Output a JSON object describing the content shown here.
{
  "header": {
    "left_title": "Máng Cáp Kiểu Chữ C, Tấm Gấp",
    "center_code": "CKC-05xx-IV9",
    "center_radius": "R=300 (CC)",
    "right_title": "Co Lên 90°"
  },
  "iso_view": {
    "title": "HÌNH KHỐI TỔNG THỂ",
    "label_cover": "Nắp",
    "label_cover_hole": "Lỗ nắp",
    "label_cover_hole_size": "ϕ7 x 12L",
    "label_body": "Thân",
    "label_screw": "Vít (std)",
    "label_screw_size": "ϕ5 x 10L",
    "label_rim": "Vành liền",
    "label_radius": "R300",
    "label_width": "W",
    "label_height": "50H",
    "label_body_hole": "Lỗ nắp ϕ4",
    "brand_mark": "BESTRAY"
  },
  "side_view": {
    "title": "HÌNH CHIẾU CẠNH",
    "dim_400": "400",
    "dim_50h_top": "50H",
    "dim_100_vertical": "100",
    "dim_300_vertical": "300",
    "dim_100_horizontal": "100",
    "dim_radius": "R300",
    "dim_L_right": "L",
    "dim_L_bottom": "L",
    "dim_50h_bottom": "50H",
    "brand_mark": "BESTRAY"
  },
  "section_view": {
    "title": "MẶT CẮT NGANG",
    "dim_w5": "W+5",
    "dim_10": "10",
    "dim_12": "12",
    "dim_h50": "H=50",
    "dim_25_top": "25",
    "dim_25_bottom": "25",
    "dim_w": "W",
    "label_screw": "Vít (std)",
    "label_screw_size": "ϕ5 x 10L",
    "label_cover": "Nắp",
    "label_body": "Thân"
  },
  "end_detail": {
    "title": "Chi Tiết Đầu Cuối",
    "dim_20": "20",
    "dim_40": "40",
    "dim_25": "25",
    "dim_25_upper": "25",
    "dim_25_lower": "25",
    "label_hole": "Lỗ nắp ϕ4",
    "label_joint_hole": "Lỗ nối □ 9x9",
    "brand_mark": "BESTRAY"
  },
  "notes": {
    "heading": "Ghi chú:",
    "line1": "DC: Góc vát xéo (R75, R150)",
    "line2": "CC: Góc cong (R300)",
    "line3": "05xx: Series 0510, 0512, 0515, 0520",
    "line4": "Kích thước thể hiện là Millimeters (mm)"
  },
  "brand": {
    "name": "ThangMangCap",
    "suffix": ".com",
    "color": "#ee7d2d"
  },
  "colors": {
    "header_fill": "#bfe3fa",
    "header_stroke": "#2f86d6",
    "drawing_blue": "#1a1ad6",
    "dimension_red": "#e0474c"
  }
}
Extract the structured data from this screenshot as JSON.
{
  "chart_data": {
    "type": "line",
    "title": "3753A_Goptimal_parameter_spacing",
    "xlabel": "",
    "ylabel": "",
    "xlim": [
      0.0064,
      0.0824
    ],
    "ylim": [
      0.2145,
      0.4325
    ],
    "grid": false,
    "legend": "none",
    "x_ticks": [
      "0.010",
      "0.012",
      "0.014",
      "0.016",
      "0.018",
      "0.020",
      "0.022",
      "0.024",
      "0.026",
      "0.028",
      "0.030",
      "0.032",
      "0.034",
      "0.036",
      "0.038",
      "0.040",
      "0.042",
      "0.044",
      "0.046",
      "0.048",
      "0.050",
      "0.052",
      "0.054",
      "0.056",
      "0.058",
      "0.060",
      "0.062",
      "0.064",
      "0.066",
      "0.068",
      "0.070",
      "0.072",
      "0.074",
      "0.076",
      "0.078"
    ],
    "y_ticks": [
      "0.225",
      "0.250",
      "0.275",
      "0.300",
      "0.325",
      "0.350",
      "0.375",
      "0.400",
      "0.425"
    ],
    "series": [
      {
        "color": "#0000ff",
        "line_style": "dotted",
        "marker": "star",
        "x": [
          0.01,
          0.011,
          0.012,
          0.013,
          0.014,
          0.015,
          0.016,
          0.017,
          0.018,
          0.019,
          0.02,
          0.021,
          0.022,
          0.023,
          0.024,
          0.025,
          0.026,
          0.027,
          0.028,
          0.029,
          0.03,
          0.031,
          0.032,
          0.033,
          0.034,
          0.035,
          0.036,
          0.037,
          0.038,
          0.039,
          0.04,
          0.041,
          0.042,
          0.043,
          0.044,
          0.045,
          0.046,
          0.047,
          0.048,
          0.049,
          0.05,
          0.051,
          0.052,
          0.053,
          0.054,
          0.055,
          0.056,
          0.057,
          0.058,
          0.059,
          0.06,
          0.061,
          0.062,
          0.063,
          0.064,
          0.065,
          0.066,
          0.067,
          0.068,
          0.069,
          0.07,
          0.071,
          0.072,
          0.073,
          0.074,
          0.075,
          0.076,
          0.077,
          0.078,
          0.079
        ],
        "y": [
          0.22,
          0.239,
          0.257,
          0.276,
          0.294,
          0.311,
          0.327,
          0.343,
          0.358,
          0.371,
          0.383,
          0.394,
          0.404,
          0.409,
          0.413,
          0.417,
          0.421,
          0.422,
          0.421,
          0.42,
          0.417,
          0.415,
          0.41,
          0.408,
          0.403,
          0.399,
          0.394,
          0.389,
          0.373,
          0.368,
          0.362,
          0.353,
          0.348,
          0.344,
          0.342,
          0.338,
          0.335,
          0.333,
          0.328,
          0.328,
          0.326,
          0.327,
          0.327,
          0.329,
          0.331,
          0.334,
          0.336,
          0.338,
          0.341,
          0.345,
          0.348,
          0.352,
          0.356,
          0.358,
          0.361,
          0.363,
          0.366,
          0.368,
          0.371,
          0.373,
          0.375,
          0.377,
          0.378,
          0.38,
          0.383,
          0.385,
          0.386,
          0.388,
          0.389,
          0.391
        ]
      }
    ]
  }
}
####
(SHORT EXERCISE) Every line of the data above should be copied exactly.

(FINISHED TASK)
Output a JSON object describing the content shown here.
{
  "header": {
    "left_title": "Máng Cáp Kiểu Chữ C, Tấm Gấp",
    "center_code": "CKC-05xx-IV9",
    "center_radius": "R=300 (CC)",
    "right_title": "Co Lên 90°"
  },
  "iso_view": {
    "title": "HÌNH KHỐI TỔNG THỂ",
    "label_cover": "Nắp",
    "label_cover_hole": "Lỗ nắp",
    "label_cover_hole_size": "ϕ7 x 12L",
    "label_body": "Thân",
    "label_screw": "Vít (std)",
    "label_screw_size": "ϕ5 x 10L",
    "label_rim": "Vành liền",
    "label_radius": "R300",
    "label_width": "W",
    "label_height": "50H",
    "label_body_hole": "Lỗ nắp ϕ4",
    "brand_mark": "BESTRAY"
  },
  "side_view": {
    "title": "HÌNH CHIẾU CẠNH",
    "dim_400": "400",
    "dim_50h_top": "50H",
    "dim_100_vertical": "100",
    "dim_300_vertical": "300",
    "dim_100_horizontal": "100",
    "dim_radius": "R300",
    "dim_L_right": "L",
    "dim_L_bottom": "L",
    "dim_50h_bottom": "50H",
    "brand_mark": "BESTRAY"
  },
  "section_view": {
    "title": "MẶT CẮT NGANG",
    "dim_w5": "W+5",
    "dim_10": "10",
    "dim_12": "12",
    "dim_h50": "H=50",
    "dim_25_top": "25",
    "dim_25_bottom": "25",
    "dim_w": "W",
    "label_screw": "Vít (std)",
    "label_screw_size": "ϕ5 x 10L",
    "label_cover": "Nắp",
    "label_body": "Thân"
  },
  "end_detail": {
    "title": "Chi Tiết Đầu Cuối",
    "dim_20": "20",
    "dim_40": "40",
    "dim_25": "25",
    "dim_25_upper": "25",
    "dim_25_lower": "25",
    "label_hole": "Lỗ nắp ϕ4",
    "label_joint_hole": "Lỗ nối □ 9x9",
    "brand_mark": "BESTRAY"
  },
  "notes": {
    "heading": "Ghi chú:",
    "line1": "DC: Góc vát xéo (R75, R150)",
    "line2": "CC: Góc cong (R300)",
    "line3": "05xx: Series 0510, 0512, 0515, 0520",
    "line4": "Kích thước thể hiện là Millimeters (mm)"
  },
  "brand": {
    "name": "ThangMangCap",
    "suffix": ".com",
    "color": "#ee7d2d"
  },
  "colors": {
    "header_fill": "#bfe3fa",
    "header_stroke": "#2f86d6",
    "drawing_blue": "#1a1ad6",
    "dimension_red": "#e0474c"
  }
}
Extract the structured data from this screenshot as JSON.
{
  "chart_data": {
    "type": "line",
    "title": "3753A_Goptimal_parameter_spacing",
    "xlabel": "",
    "ylabel": "",
    "xlim": [
      0.0064,
      0.0824
    ],
    "ylim": [
      0.2145,
      0.4325
    ],
    "grid": false,
    "legend": "none",
    "x_ticks": [
      "0.010",
      "0.012",
      "0.014",
      "0.016",
      "0.018",
      "0.020",
      "0.022",
      "0.024",
      "0.026",
      "0.028",
      "0.030",
      "0.032",
      "0.034",
      "0.036",
      "0.038",
      "0.040",
      "0.042",
      "0.044",
      "0.046",
      "0.048",
      "0.050",
      "0.052",
      "0.054",
      "0.056",
      "0.058",
      "0.060",
      "0.062",
      "0.064",
      "0.066",
      "0.068",
      "0.070",
      "0.072",
      "0.074",
      "0.076",
      "0.078"
    ],
    "y_ticks": [
      "0.225",
      "0.250",
      "0.275",
      "0.300",
      "0.325",
      "0.350",
      "0.375",
      "0.400",
      "0.425"
    ],
    "series": [
      {
        "color": "#0000ff",
        "line_style": "dotted",
        "marker": "star",
        "x": [
          0.01,
          0.011,
          0.012,
          0.013,
          0.014,
          0.015,
          0.016,
          0.017,
          0.018,
          0.019,
          0.02,
          0.021,
          0.022,
          0.023,
          0.024,
          0.025,
          0.026,
          0.027,
          0.028,
          0.029,
          0.03,
          0.031,
          0.032,
          0.033,
          0.034,
          0.035,
          0.036,
          0.037,
          0.038,
          0.039,
          0.04,
          0.041,
          0.042,
          0.043,
          0.044,
          0.045,
          0.046,
          0.047,
          0.048,
          0.049,
          0.05,
          0.051,
          0.052,
          0.053,
          0.054,
          0.055,
          0.056,
          0.057,
          0.058,
          0.059,
          0.06,
          0.061,
          0.062,
          0.063,
          0.064,
          0.065,
          0.066,
          0.067,
          0.068,
          0.069,
          0.07,
          0.071,
          0.072,
          0.073,
          0.074,
          0.075,
          0.076,
          0.077,
          0.078,
          0.079
        ],
        "y": [
          0.22,
          0.239,
          0.257,
          0.276,
          0.294,
          0.311,
          0.327,
          0.343,
          0.358,
          0.371,
          0.383,
          0.394,
          0.404,
          0.409,
          0.413,
          0.417,
          0.421,
          0.422,
          0.421,
          0.42,
          0.417,
          0.415,
          0.41,
          0.408,
          0.403,
          0.399,
          0.394,
          0.389,
          0.373,
          0.368,
          0.362,
          0.353,
          0.348,
          0.344,
          0.342,
          0.338,
          0.335,
          0.333,
          0.328,
          0.328,
          0.326,
          0.327,
          0.327,
          0.329,
          0.331,
          0.334,
          0.336,
          0.338,
          0.341,
          0.345,
          0.348,
          0.352,
          0.356,
          0.358,
          0.361,
          0.363,
          0.366,
          0.368,
          0.371,
          0.373,
          0.375,
          0.377,
          0.378,
          0.38,
          0.383,
          0.385,
          0.386,
          0.388,
          0.389,
          0.391
        ]
      }
    ]
  }
}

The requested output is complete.